Written task >>
Find the number of lines in these records where the word "Охрана" appears. Reply with that number and nothing more.

Dataset items >>
══════

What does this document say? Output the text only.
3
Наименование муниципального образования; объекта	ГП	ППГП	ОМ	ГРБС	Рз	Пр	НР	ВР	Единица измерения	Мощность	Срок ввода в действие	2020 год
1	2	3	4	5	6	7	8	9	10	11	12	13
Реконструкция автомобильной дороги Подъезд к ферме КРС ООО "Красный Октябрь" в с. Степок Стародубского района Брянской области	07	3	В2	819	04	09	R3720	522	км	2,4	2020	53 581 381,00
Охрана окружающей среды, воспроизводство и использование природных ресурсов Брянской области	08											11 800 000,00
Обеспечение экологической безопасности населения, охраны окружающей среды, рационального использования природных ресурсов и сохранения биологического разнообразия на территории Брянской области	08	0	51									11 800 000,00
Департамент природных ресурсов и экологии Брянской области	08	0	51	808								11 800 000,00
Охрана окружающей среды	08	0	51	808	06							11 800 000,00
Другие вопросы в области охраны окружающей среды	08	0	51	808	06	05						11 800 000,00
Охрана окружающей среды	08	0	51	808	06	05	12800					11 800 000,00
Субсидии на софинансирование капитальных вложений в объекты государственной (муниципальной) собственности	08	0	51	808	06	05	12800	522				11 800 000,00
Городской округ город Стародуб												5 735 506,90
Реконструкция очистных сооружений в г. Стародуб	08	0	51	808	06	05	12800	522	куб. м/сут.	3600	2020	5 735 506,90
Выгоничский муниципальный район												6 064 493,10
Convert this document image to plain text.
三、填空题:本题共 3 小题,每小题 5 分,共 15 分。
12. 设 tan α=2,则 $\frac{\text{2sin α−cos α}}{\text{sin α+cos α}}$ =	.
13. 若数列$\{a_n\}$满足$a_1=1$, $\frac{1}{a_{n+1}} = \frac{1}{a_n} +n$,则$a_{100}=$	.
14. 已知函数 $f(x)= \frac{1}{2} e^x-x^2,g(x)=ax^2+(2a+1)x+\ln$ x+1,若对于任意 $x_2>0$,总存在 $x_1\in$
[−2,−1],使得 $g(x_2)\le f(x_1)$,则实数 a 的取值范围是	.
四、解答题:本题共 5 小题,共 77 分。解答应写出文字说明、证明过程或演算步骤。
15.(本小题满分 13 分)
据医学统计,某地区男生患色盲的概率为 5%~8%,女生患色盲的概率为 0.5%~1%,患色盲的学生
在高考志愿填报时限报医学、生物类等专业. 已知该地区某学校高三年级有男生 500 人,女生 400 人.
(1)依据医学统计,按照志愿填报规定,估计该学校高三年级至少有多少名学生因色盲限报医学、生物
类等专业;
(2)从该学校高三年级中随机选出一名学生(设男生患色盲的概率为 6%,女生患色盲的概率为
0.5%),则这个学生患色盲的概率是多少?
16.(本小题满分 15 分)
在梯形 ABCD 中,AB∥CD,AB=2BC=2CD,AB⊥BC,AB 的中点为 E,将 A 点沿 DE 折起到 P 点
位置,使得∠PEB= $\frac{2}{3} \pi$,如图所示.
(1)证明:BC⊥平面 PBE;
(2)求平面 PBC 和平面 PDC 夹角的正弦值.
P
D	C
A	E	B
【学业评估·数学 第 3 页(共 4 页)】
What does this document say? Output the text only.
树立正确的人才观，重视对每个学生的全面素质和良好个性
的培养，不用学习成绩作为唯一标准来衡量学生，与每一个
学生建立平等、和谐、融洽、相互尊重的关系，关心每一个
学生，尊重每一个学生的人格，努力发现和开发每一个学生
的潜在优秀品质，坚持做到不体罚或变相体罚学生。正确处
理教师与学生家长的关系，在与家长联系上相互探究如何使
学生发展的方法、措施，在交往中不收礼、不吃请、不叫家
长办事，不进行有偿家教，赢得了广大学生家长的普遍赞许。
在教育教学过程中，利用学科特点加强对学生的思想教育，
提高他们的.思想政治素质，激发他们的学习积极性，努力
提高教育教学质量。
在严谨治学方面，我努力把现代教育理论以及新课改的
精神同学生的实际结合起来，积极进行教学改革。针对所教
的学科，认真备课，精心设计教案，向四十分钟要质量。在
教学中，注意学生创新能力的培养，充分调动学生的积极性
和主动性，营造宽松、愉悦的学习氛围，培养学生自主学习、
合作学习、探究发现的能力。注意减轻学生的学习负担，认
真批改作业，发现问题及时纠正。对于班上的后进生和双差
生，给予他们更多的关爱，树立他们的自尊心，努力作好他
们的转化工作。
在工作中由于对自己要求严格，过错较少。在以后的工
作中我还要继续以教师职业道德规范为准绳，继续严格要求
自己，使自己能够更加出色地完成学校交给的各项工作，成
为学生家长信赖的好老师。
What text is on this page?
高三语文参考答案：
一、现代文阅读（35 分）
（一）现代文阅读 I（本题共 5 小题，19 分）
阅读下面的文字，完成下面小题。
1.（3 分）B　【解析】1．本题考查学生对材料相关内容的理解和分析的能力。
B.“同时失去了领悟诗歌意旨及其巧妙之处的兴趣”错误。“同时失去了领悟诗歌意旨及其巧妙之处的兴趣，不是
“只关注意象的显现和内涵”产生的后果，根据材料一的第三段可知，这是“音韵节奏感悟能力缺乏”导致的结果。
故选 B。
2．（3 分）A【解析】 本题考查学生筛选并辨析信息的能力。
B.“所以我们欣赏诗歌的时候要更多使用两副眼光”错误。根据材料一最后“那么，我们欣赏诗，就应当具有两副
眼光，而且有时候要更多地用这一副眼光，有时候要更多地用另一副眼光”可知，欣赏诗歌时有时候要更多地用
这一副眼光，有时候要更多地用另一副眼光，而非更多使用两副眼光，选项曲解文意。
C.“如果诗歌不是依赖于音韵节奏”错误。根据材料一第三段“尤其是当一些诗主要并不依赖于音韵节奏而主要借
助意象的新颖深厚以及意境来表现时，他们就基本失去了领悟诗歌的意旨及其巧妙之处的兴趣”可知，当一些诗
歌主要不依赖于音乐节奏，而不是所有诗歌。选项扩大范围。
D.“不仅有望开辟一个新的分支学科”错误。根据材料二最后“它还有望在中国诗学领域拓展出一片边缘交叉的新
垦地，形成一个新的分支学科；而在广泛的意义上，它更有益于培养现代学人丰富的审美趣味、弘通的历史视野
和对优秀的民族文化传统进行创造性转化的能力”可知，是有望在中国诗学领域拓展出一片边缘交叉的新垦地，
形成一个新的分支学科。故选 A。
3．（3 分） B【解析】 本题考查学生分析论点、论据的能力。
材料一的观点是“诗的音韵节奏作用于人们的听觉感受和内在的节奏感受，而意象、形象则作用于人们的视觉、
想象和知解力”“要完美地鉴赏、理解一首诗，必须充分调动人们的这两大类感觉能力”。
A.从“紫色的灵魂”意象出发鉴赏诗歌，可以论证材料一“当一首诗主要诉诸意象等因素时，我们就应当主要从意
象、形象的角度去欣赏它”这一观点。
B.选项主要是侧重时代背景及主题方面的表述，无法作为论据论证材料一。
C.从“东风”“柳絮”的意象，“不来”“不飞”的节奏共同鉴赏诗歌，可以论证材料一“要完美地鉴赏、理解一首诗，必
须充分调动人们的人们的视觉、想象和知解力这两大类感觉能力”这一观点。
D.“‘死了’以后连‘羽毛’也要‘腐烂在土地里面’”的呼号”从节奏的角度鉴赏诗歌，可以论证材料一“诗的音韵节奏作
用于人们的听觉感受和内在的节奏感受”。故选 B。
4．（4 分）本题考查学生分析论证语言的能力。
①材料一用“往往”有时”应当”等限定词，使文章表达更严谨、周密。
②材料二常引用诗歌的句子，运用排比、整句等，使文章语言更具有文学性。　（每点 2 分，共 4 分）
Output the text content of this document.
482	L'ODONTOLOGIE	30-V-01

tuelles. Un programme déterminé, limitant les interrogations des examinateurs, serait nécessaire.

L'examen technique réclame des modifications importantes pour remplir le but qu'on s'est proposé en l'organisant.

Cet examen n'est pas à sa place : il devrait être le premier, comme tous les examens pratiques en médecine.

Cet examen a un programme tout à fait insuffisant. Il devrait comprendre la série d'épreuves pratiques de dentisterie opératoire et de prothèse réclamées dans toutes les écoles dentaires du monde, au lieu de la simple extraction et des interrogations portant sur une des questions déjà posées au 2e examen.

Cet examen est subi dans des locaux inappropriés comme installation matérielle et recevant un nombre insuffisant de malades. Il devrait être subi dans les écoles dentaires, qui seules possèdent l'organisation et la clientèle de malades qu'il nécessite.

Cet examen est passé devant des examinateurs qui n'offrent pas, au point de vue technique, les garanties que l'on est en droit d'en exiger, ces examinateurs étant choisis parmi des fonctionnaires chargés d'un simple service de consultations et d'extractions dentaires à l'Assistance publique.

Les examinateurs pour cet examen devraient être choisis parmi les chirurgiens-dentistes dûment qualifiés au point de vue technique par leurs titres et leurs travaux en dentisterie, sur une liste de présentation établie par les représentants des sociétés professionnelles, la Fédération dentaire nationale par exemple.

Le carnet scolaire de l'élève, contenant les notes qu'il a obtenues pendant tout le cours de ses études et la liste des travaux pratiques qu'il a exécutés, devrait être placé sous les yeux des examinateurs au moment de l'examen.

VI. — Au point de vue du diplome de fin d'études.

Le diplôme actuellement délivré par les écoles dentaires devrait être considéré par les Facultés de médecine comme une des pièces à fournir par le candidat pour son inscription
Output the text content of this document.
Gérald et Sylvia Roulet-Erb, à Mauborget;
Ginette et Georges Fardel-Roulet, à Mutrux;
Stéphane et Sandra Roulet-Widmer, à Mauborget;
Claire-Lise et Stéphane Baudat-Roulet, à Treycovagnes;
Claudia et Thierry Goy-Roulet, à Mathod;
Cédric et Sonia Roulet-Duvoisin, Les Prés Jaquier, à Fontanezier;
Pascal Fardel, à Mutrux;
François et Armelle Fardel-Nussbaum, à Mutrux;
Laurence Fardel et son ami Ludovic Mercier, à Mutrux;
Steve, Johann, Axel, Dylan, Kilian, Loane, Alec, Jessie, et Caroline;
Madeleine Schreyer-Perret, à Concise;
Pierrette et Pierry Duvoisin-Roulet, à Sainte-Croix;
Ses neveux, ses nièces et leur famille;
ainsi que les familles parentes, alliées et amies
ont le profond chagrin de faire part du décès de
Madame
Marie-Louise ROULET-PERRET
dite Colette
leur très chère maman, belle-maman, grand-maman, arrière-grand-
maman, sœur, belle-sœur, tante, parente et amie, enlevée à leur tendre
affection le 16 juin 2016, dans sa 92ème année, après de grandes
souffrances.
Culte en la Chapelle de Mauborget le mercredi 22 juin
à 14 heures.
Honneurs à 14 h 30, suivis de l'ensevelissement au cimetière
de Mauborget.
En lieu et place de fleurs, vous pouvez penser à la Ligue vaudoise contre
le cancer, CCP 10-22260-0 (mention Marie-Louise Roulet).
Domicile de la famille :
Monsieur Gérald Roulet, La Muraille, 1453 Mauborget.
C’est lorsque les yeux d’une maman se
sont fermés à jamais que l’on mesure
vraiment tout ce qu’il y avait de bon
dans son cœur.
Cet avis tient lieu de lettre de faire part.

══════

Result of this task >>
3